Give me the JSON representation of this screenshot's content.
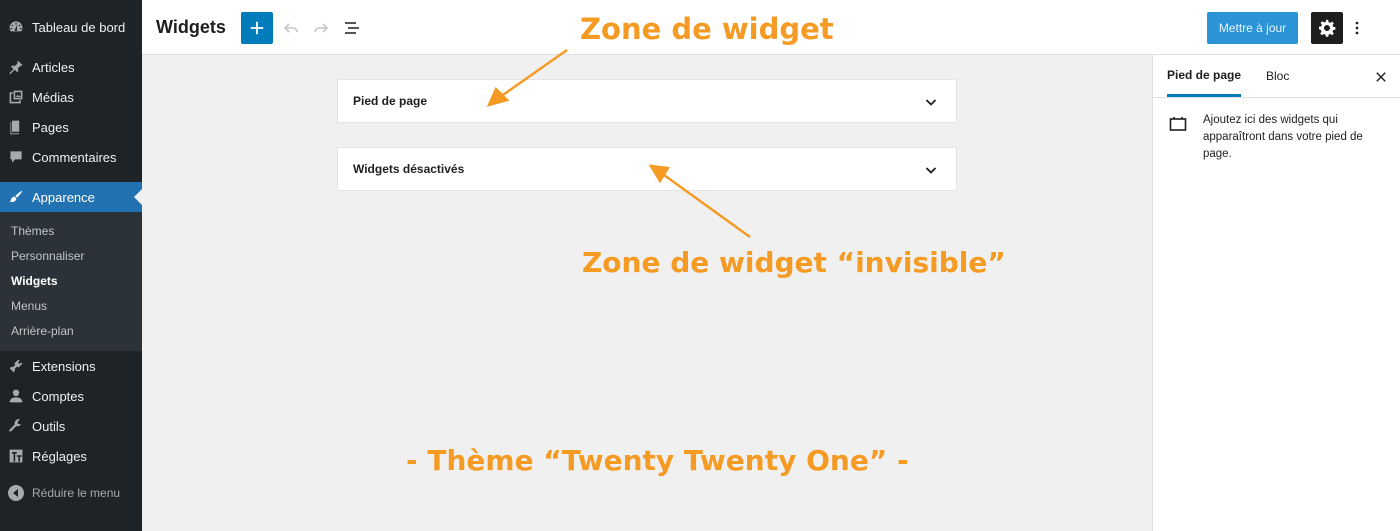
{
  "admin_menu": {
    "items": [
      {
        "label": "Tableau de bord",
        "icon": "dashboard-icon"
      },
      {
        "label": "Articles",
        "icon": "pin-icon"
      },
      {
        "label": "Médias",
        "icon": "media-icon"
      },
      {
        "label": "Pages",
        "icon": "pages-icon"
      },
      {
        "label": "Commentaires",
        "icon": "comments-icon"
      },
      {
        "label": "Apparence",
        "icon": "brush-icon",
        "current": true
      },
      {
        "label": "Extensions",
        "icon": "plugin-icon"
      },
      {
        "label": "Comptes",
        "icon": "users-icon"
      },
      {
        "label": "Outils",
        "icon": "wrench-icon"
      },
      {
        "label": "Réglages",
        "icon": "settings-sliders-icon"
      }
    ],
    "submenu": [
      {
        "label": "Thèmes"
      },
      {
        "label": "Personnaliser"
      },
      {
        "label": "Widgets",
        "current": true
      },
      {
        "label": "Menus"
      },
      {
        "label": "Arrière-plan"
      }
    ],
    "collapse_label": "Réduire le menu"
  },
  "header": {
    "title": "Widgets",
    "update_label": "Mettre à jour"
  },
  "widget_areas": [
    {
      "label": "Pied de page"
    },
    {
      "label": "Widgets désactivés"
    }
  ],
  "settings_sidebar": {
    "tabs": [
      {
        "label": "Pied de page",
        "active": true
      },
      {
        "label": "Bloc",
        "active": false
      }
    ],
    "description": "Ajoutez ici des widgets qui apparaîtront dans votre pied de page."
  },
  "annotations": {
    "zone": "Zone de widget",
    "zone_invisible": "Zone de widget “invisible”",
    "theme": "- Thème “Twenty Twenty One” -"
  },
  "colors": {
    "accent": "#007cba",
    "admin_bg": "#1d2327",
    "current_menu": "#2271b1",
    "annotation": "#f59a23"
  }
}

=-=-=

To do
Quote everything in the listing above exactly; pictures are the only thing to omit.

Answer in full
Give me the JSON representation of this screenshot's content.
{
  "admin_menu": {
    "items": [
      {
        "label": "Tableau de bord",
        "icon": "dashboard-icon"
      },
      {
        "label": "Articles",
        "icon": "pin-icon"
      },
      {
        "label": "Médias",
        "icon": "media-icon"
      },
      {
        "label": "Pages",
        "icon": "pages-icon"
      },
      {
        "label": "Commentaires",
        "icon": "comments-icon"
      },
      {
        "label": "Apparence",
        "icon": "brush-icon",
        "current": true
      },
      {
        "label": "Extensions",
        "icon": "plugin-icon"
      },
      {
        "label": "Comptes",
        "icon": "users-icon"
      },
      {
        "label": "Outils",
        "icon": "wrench-icon"
      },
      {
        "label": "Réglages",
        "icon": "settings-sliders-icon"
      }
    ],
    "submenu": [
      {
        "label": "Thèmes"
      },
      {
        "label": "Personnaliser"
      },
      {
        "label": "Widgets",
        "current": true
      },
      {
        "label": "Menus"
      },
      {
        "label": "Arrière-plan"
      }
    ],
    "collapse_label": "Réduire le menu"
  },
  "header": {
    "title": "Widgets",
    "update_label": "Mettre à jour"
  },
  "widget_areas": [
    {
      "label": "Pied de page"
    },
    {
      "label": "Widgets désactivés"
    }
  ],
  "settings_sidebar": {
    "tabs": [
      {
        "label": "Pied de page",
        "active": true
      },
      {
        "label": "Bloc",
        "active": false
      }
    ],
    "description": "Ajoutez ici des widgets qui apparaîtront dans votre pied de page."
  },
  "annotations": {
    "zone": "Zone de widget",
    "zone_invisible": "Zone de widget “invisible”",
    "theme": "- Thème “Twenty Twenty One” -"
  },
  "colors": {
    "accent": "#007cba",
    "admin_bg": "#1d2327",
    "current_menu": "#2271b1",
    "annotation": "#f59a23"
  }
}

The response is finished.